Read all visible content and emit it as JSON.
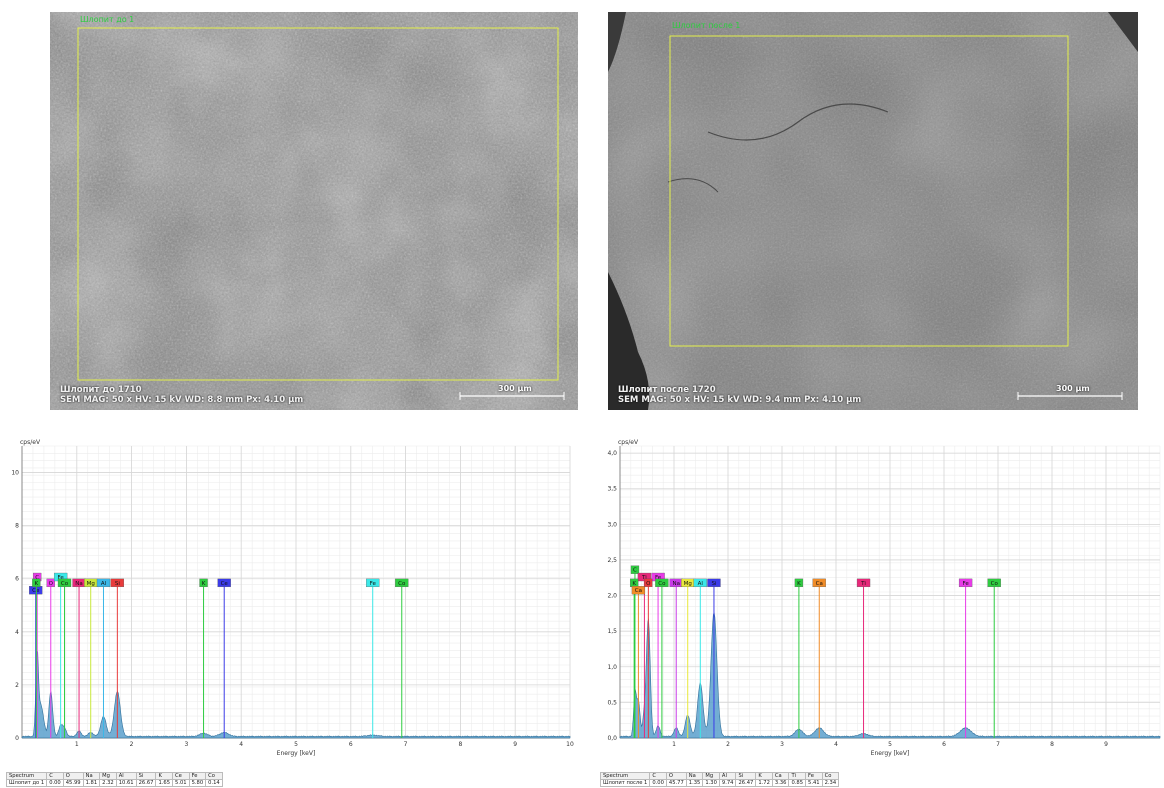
{
  "sem_images": [
    {
      "roi_label": "Шлопит до 1",
      "caption_line1": "Шлопит до 1710",
      "caption_line2": "SEM   MAG: 50 x   HV: 15 kV   WD: 8.8 mm   Px: 4.10 µm",
      "scale_label": "300 µm",
      "tone": "bright"
    },
    {
      "roi_label": "Шлопит после 1",
      "caption_line1": "Шлопит после 1720",
      "caption_line2": "SEM   MAG: 50 x   HV: 15 kV   WD: 9.4 mm   Px: 4.10 µm",
      "scale_label": "300 µm",
      "tone": "dark"
    }
  ],
  "chart_data": [
    {
      "type": "line",
      "ylabel": "cps/eV",
      "xlabel": "Energy [keV]",
      "xlim": [
        0,
        10
      ],
      "ylim": [
        0,
        11
      ],
      "x_ticks": [
        1,
        2,
        3,
        4,
        5,
        6,
        7,
        8,
        9,
        10
      ],
      "y_ticks": [
        0,
        2,
        4,
        6,
        8,
        10
      ],
      "y_tick_labels": [
        "0",
        "2",
        "4",
        "6",
        "8",
        "10"
      ],
      "grid": true,
      "spectrum_peaks": [
        {
          "x": 0.277,
          "y": 3.2,
          "w": 0.025
        },
        {
          "x": 0.341,
          "y": 1.0,
          "w": 0.03
        },
        {
          "x": 0.392,
          "y": 0.5,
          "w": 0.03
        },
        {
          "x": 0.525,
          "y": 1.7,
          "w": 0.035
        },
        {
          "x": 0.705,
          "y": 0.4,
          "w": 0.035
        },
        {
          "x": 0.776,
          "y": 0.3,
          "w": 0.035
        },
        {
          "x": 1.041,
          "y": 0.2,
          "w": 0.04
        },
        {
          "x": 1.254,
          "y": 0.15,
          "w": 0.045
        },
        {
          "x": 1.487,
          "y": 0.75,
          "w": 0.05
        },
        {
          "x": 1.74,
          "y": 1.7,
          "w": 0.055
        },
        {
          "x": 3.313,
          "y": 0.12,
          "w": 0.07
        },
        {
          "x": 3.69,
          "y": 0.15,
          "w": 0.08
        },
        {
          "x": 6.4,
          "y": 0.05,
          "w": 0.1
        }
      ],
      "element_lines": [
        {
          "label": "C",
          "x": 0.277,
          "row": 1,
          "color": "#e83be8"
        },
        {
          "label": "Ce",
          "x": 0.25,
          "row": 3,
          "color": "#3b3be8"
        },
        {
          "label": "K",
          "x": 0.262,
          "row": 2,
          "color": "#2ecc40"
        },
        {
          "label": "O",
          "x": 0.525,
          "row": 2,
          "color": "#e83be8"
        },
        {
          "label": "Fe",
          "x": 0.705,
          "row": 1,
          "color": "#3be8e8"
        },
        {
          "label": "Co",
          "x": 0.776,
          "row": 2,
          "color": "#2ecc40"
        },
        {
          "label": "Na",
          "x": 1.041,
          "row": 2,
          "color": "#e8287a"
        },
        {
          "label": "Mg",
          "x": 1.254,
          "row": 2,
          "color": "#c8e83b"
        },
        {
          "label": "Al",
          "x": 1.487,
          "row": 2,
          "color": "#3bb8e8"
        },
        {
          "label": "Si",
          "x": 1.74,
          "row": 2,
          "color": "#e83b3b"
        },
        {
          "label": "K",
          "x": 3.313,
          "row": 2,
          "color": "#2ecc40"
        },
        {
          "label": "Ce",
          "x": 3.69,
          "row": 2,
          "color": "#3b3be8"
        },
        {
          "label": "Fe",
          "x": 6.4,
          "row": 2,
          "color": "#3be8e8"
        },
        {
          "label": "Co",
          "x": 6.93,
          "row": 2,
          "color": "#2ecc40"
        }
      ],
      "table": {
        "headers": [
          "Spectrum",
          "C",
          "O",
          "Na",
          "Mg",
          "Al",
          "Si",
          "K",
          "Ce",
          "Fe",
          "Co"
        ],
        "row": [
          "Шлопит до 1",
          "0.00",
          "45.99",
          "1.81",
          "2.32",
          "10.61",
          "26.67",
          "1.65",
          "5.01",
          "5.80",
          "0.14"
        ]
      }
    },
    {
      "type": "line",
      "ylabel": "cps/eV",
      "xlabel": "Energy [keV]",
      "xlim": [
        0,
        10
      ],
      "ylim": [
        0,
        4.1
      ],
      "x_ticks": [
        1,
        2,
        3,
        4,
        5,
        6,
        7,
        8,
        9
      ],
      "y_ticks": [
        0,
        0.5,
        1.0,
        1.5,
        2.0,
        2.5,
        3.0,
        3.5,
        4.0
      ],
      "y_tick_labels": [
        "0,0",
        "0,5",
        "1,0",
        "1,5",
        "2,0",
        "2,5",
        "3,0",
        "3,5",
        "4,0"
      ],
      "grid": true,
      "spectrum_peaks": [
        {
          "x": 0.277,
          "y": 0.6,
          "w": 0.025
        },
        {
          "x": 0.341,
          "y": 0.5,
          "w": 0.03
        },
        {
          "x": 0.452,
          "y": 0.3,
          "w": 0.03
        },
        {
          "x": 0.525,
          "y": 1.65,
          "w": 0.035
        },
        {
          "x": 0.705,
          "y": 0.15,
          "w": 0.035
        },
        {
          "x": 1.041,
          "y": 0.12,
          "w": 0.04
        },
        {
          "x": 1.254,
          "y": 0.3,
          "w": 0.045
        },
        {
          "x": 1.487,
          "y": 0.75,
          "w": 0.05
        },
        {
          "x": 1.74,
          "y": 1.75,
          "w": 0.055
        },
        {
          "x": 3.313,
          "y": 0.1,
          "w": 0.07
        },
        {
          "x": 3.69,
          "y": 0.12,
          "w": 0.08
        },
        {
          "x": 4.51,
          "y": 0.04,
          "w": 0.08
        },
        {
          "x": 6.4,
          "y": 0.12,
          "w": 0.1
        }
      ],
      "element_lines": [
        {
          "label": "C",
          "x": 0.277,
          "row": 0,
          "color": "#2ecc40"
        },
        {
          "label": "Ti",
          "x": 0.452,
          "row": 1,
          "color": "#e8287a"
        },
        {
          "label": "Fe",
          "x": 0.705,
          "row": 1,
          "color": "#e83be8"
        },
        {
          "label": "K",
          "x": 0.262,
          "row": 2,
          "color": "#2ecc40"
        },
        {
          "label": "Ca",
          "x": 0.341,
          "row": 3,
          "color": "#f08c28"
        },
        {
          "label": "O",
          "x": 0.525,
          "row": 2,
          "color": "#e83b3b"
        },
        {
          "label": "Co",
          "x": 0.776,
          "row": 2,
          "color": "#2ecc40"
        },
        {
          "label": "Na",
          "x": 1.041,
          "row": 2,
          "color": "#c83be8"
        },
        {
          "label": "Mg",
          "x": 1.254,
          "row": 2,
          "color": "#e8e83b"
        },
        {
          "label": "Al",
          "x": 1.487,
          "row": 2,
          "color": "#3be8e8"
        },
        {
          "label": "Si",
          "x": 1.74,
          "row": 2,
          "color": "#3b3be8"
        },
        {
          "label": "K",
          "x": 3.313,
          "row": 2,
          "color": "#2ecc40"
        },
        {
          "label": "Ca",
          "x": 3.69,
          "row": 2,
          "color": "#f08c28"
        },
        {
          "label": "Ti",
          "x": 4.51,
          "row": 2,
          "color": "#e8287a"
        },
        {
          "label": "Fe",
          "x": 6.4,
          "row": 2,
          "color": "#e83be8"
        },
        {
          "label": "Co",
          "x": 6.93,
          "row": 2,
          "color": "#2ecc40"
        }
      ],
      "table": {
        "headers": [
          "Spectrum",
          "C",
          "O",
          "Na",
          "Mg",
          "Al",
          "Si",
          "K",
          "Ca",
          "Ti",
          "Fe",
          "Co"
        ],
        "row": [
          "Шлопит после 1",
          "0.00",
          "45.77",
          "1.35",
          "1.30",
          "9.74",
          "26.47",
          "1.72",
          "3.36",
          "0.85",
          "5.41",
          "2.34"
        ]
      }
    }
  ]
}
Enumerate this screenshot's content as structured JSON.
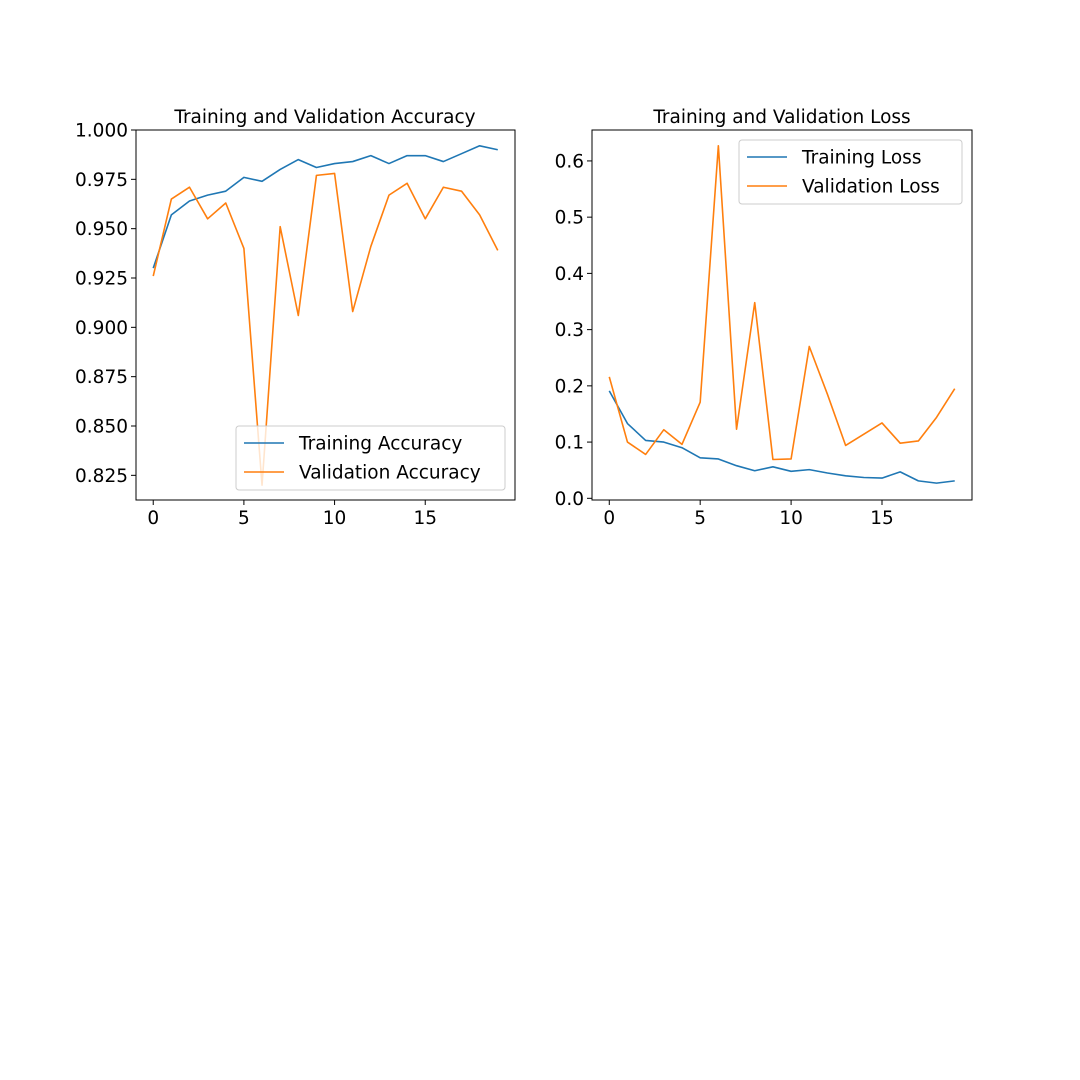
^^^^^^^^
#### [Brief]
From the listing above, collect every line that mentions the word "после".

#### [Answer]
      "roi_label": "Шлопит после 1",
      "caption_line1": "Шлопит после 1720",
          "Шлопит после 1",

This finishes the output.